*DIRECTION*.
State the number of lines that include the string "移动铅防护屏风", and write nothing else.

## begin MATERIAL FOR THIS TASK

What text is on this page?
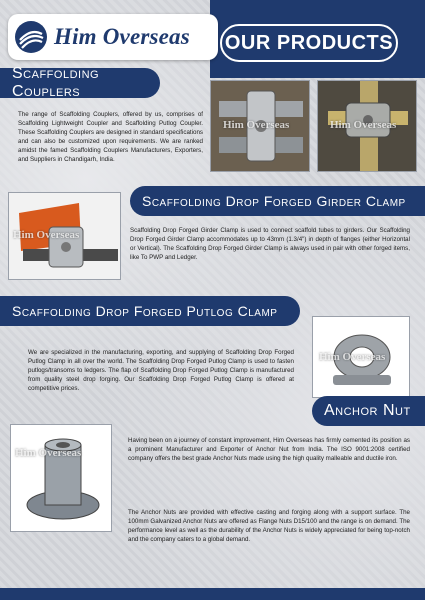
Him Overseas OUR PRODUCTS
Scaffolding Couplers

The range of Scaffolding Couplers, offered by us, comprises of Scaffolding Lightweight Coupler and Scaffolding Putlog Coupler. These Scaffolding Couplers are designed in standard specifications and can also be customized upon requirements. We are ranked amidst the famed Scaffolding Couplers Manufacturers, Exporters, and Suppliers in Chandigarh, India.

Him Overseas	Him Overseas
Him Overseas
Scaffolding Drop Forged Girder Clamp

Scaffolding Drop Forged Girder Clamp is used to connect scaffold tubes to girders. Our Scaffolding Drop Forged Girder Clamp accommodates up to 43mm (1.3/4") in depth of flanges (either Horizontal or Vertical). The Scaffolding Drop Forged Girder Clamp is always used in pair with other forged items, like To PWP and Ledger.

Scaffolding Drop Forged Putlog Clamp

We are specialized in the manufacturing, exporting, and supplying of Scaffolding Drop Forged Putlog Clamp in all over the world. The Scaffolding Drop Forged Putlog Clamp is used to fasten putlogs/transoms to ledgers. The flap of Scaffolding Drop Forged Putlog Clamp is manufactured from quality steel drop forging. Our Scaffolding Drop Forged Putlog Clamp is offered at competitive prices.

Him Overseas
Him Overseas
Anchor Nut

Having been on a journey of constant improvement, Him Overseas has firmly cemented its position as a prominent Manufacturer and Exporter of Anchor Nut from India. The ISO 9001:2008 certified company offers the best grade Anchor Nuts made using the high quality malleable and ductile iron.

The Anchor Nuts are provided with effective casting and forging along with a support surface. The 100mm Galvanized Anchor Nuts are offered as Flange Nuts D15/100 and the range is on demand. The performance level as well as the durability of the Anchor Nuts is widely appreciated for being top-notch and the company caters to a global demand.
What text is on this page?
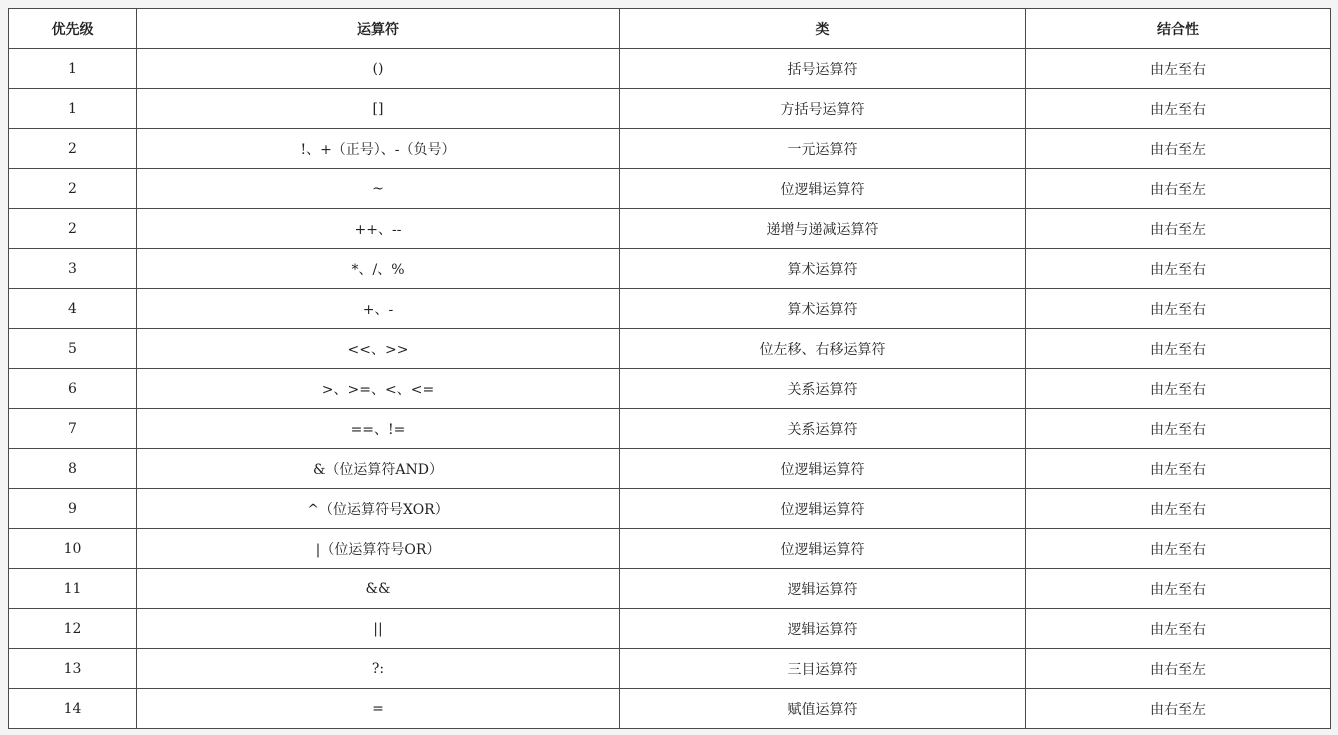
优先级	运算符	类	结合性
1	()	括号运算符	由左至右
1	[]	方括号运算符	由左至右
2	!、+（正号）、-（负号）	一元运算符	由右至左
2	~	位逻辑运算符	由右至左
2	++、--	递增与递减运算符	由右至左
3	*、/、%	算术运算符	由左至右
4	+、-	算术运算符	由左至右
5	<<、>>	位左移、右移运算符	由左至右
6	>、>=、<、<=	关系运算符	由左至右
7	==、!=	关系运算符	由左至右
8	&（位运算符AND）	位逻辑运算符	由左至右
9	^（位运算符号XOR）	位逻辑运算符	由左至右
10	|（位运算符号OR）	位逻辑运算符	由左至右
11	&&	逻辑运算符	由左至右
12	||	逻辑运算符	由左至右
13	?:	三目运算符	由右至左
14	=	赋值运算符	由右至左
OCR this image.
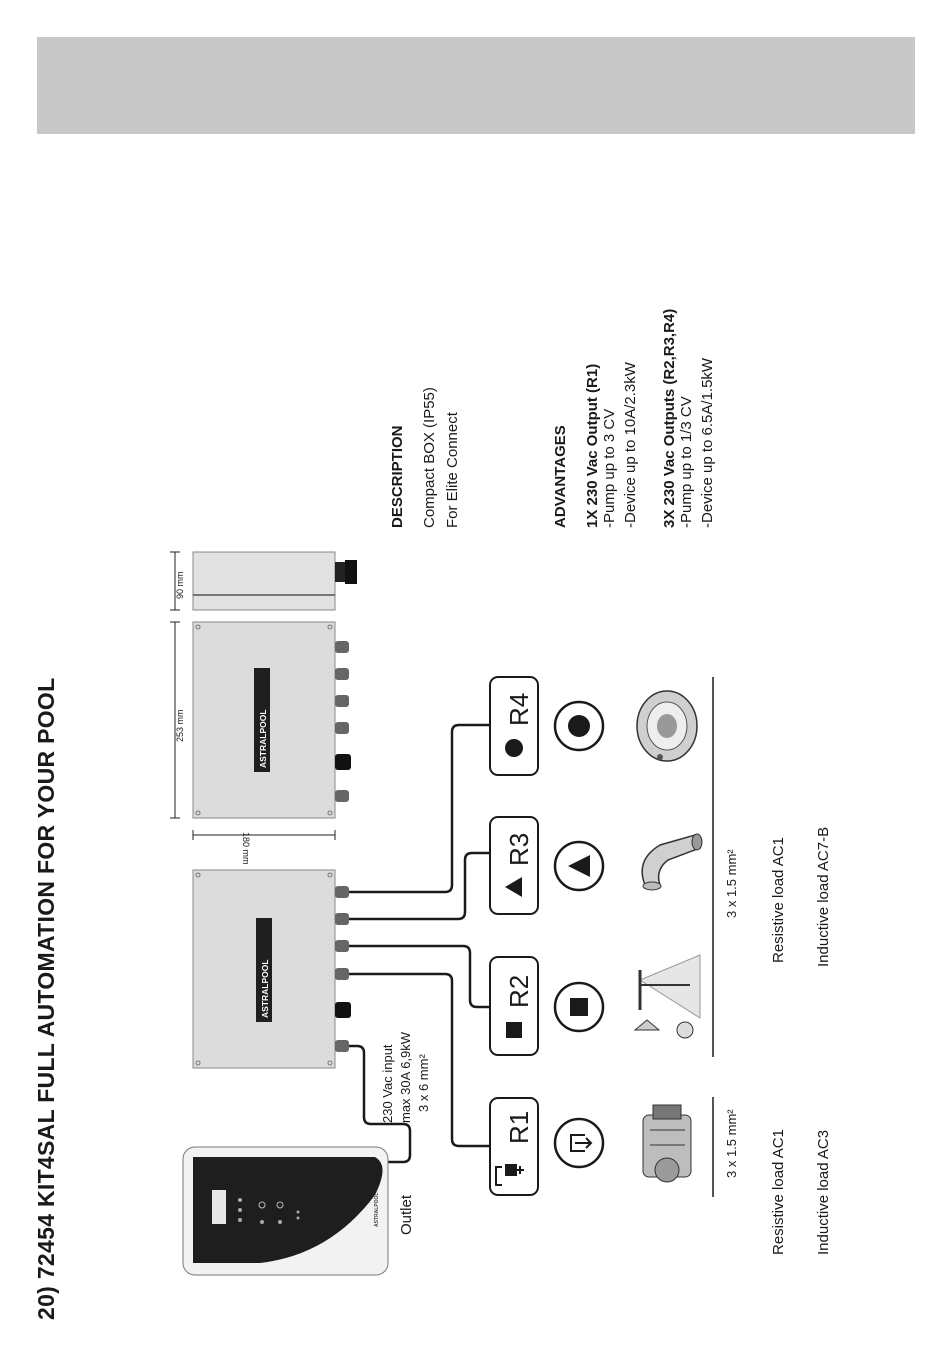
20) 72454 KIT4SAL FULL AUTOMATION FOR YOUR POOL
DESCRIPTION Compact BOX (IP55) For Elite Connect	ADVANTAGES 1X 230 Vac Output (R1) -Pump up to 3 CV -Device up to 10A/2.3kW 3X 230 Vac Outputs (R2,R3,R4) -Pump up to 1/3 CV -Device up to 6.5A/1.5kW
90 mm
ASTRALPOOL
253 mm
180 mm
ASTRALPOOL
R1
R2
R3
R4
ASTRALPOOL
230 Vac input max 30A 6,9kW 3 x 6 mm²
Outlet
3 x 1.5 mm²
3 x 1.5 mm²
Resistive load AC1 Inductive load AC3
Resistive load AC1 Inductive load AC7-B
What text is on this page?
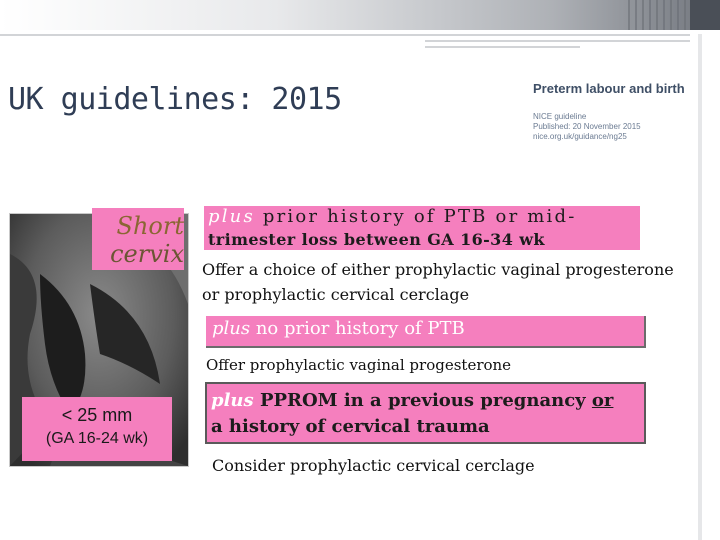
UK guidelines: 2015	Preterm labour and birth
NICE guideline
Published: 20 November 2015
nice.org.uk/guidance/ng25
Short
cervix
< 25 mm
(GA 16-24 wk)
plus prior history of PTB or mid-
trimester loss between GA 16-34 wk
Offer a choice of either prophylactic vaginal progesterone
or prophylactic cervical cerclage
plus no prior history of PTB
Offer prophylactic vaginal progesterone
plus PPROM in a previous pregnancy or
a history of cervical trauma
Consider prophylactic cervical cerclage
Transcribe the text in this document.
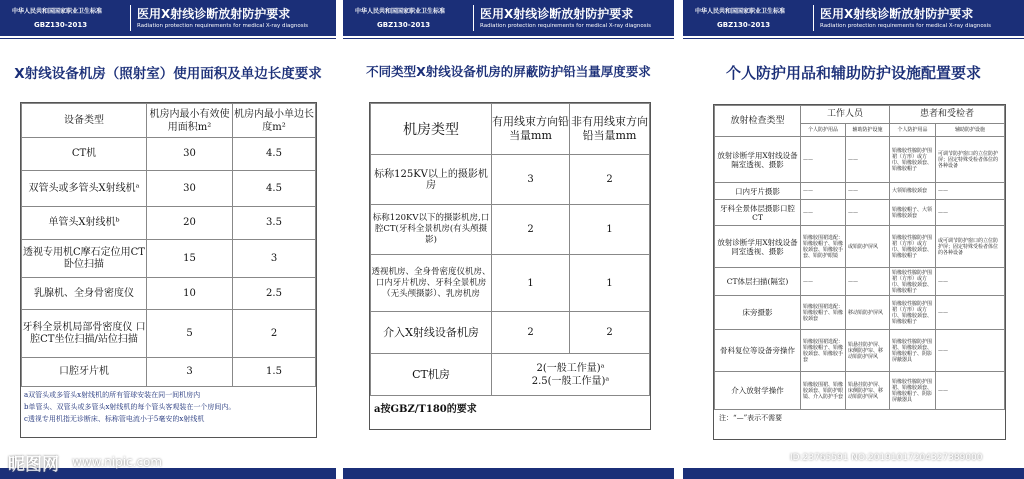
中华人民共和国国家职业卫生标准
GBZ130-2013
医用X射线诊断放射防护要求
Radiation protection requirements for medical X-ray diagnosis
X射线设备机房（照射室）使用面积及单边长度要求
设备类型	机房内最小有效使用面积m²	机房内最小单边长度m²
CT机	30	4.5
双管头或多管头X射线机ᵃ	30	4.5
单管头X射线机ᵇ	20	3.5
透视专用机C摩石定位用CT卧位扫描	15	3
乳腺机、全身骨密度仪	10	2.5
牙科全景机局部骨密度仪 口腔CT坐位扫描/站位扫描	5	2
口腔牙片机	3	1.5
a双管头或多管头x射线机的所有管球安装在同一间机房内
b单管头、双管头或多管头x射线机的每个管头客观装在一个房间内。
c透视专用机指无诊断床、标称管电流小于5毫安的x射线机
中华人民共和国国家职业卫生标准
GBZ130-2013
医用X射线诊断放射防护要求
Radiation protection requirements for medical X-ray diagnosis
不同类型X射线设备机房的屏蔽防护铅当量厚度要求
机房类型	有用线束方向铅当量mm	非有用线束方向铅当量mm
标称125KV以上的摄影机房	3	2
标称120KV以下的摄影机房,口腔CT(牙科全景机房(有头颅摄影)	2	1
透视机房、全身骨密度仪机房、口内牙片机房、牙科全景机房（无头颅摄影）、乳房机房	1	1
介入X射线设备机房	2	2
CT机房	2(一般工作量)ᵃ
2.5(一般工作量)ᵃ	
a按GBZ/T180的要求
中华人民共和国国家职业卫生标准
GBZ130-2013
医用X射线诊断放射防护要求
Radiation protection requirements for medical X-ray diagnosis
个人防护用品和辅助防护设施配置要求
放射检查类型	工作人员		患者和受检者	
	个人防护用品	辅助防护设施	个人防护用品	辅助防护设施
放射诊断学用X射线设备隔室透视、摄影	——	——	铅橡胶性腺防护围裙（方形）或方巾、铅橡胶颈套、铅橡胶帽子	可调节防护窗口的立位防护屏；固定特殊受检者体位的各种设备
口内牙片摄影	——	——	大领铅橡胶颈套	——
牙科全景体层摄影口腔CT	——	——	铅橡胶帽子、大领铅橡胶颈套	——
放射诊断学用X射线设备同室透视、摄影	铅橡胶围裙选配：铅橡胶帽子、铅橡胶颈套、铅橡胶手套、铅防护眼镜	或铅防护屏风	铅橡胶性腺防护围裙（方形）或方巾、铅橡胶颈套、铅橡胶帽子	或可调节防护窗口的立位防护屏；固定特殊受检者体位的各种设备
CT体层扫描(隔室)	——	——	铅橡胶性腺防护围裙（方形）或方巾、铅橡胶颈套、铅橡胶帽子	——
床旁摄影	铅橡胶围裙选配：铅橡胶帽子、铅橡胶颈套	移动铅防护屏风	铅橡胶性腺防护围裙（方形）或方巾、铅橡胶颈套、铅橡胶帽子	——
骨科复位等设备旁操作	铅橡胶围裙选配：铅橡胶帽子、铅橡胶颈套、铅橡胶手套	铅悬挂防护屏、床侧防护帘、移动铅防护屏风	铅橡胶性腺防护围裙、铅橡胶颈套、铅橡胶帽子、阴影屏蔽器具	——
介入放射学操作	铅橡胶围裙、铅橡胶颈套、铅防护眼镜、介入防护手套	铅悬挂防护屏、床侧防护帘、移动铅防护屏风	铅橡胶性腺防护围裙、铅橡胶颈套、铅橡胶帽子、阴影屏蔽器具	——
注：“—”表示不需要
昵图网 www.nipic.com	ID:23765591 NO:20191017204327389000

## end MATERIAL FOR THIS TASK

*ANSWER FOR THE TASK*.
3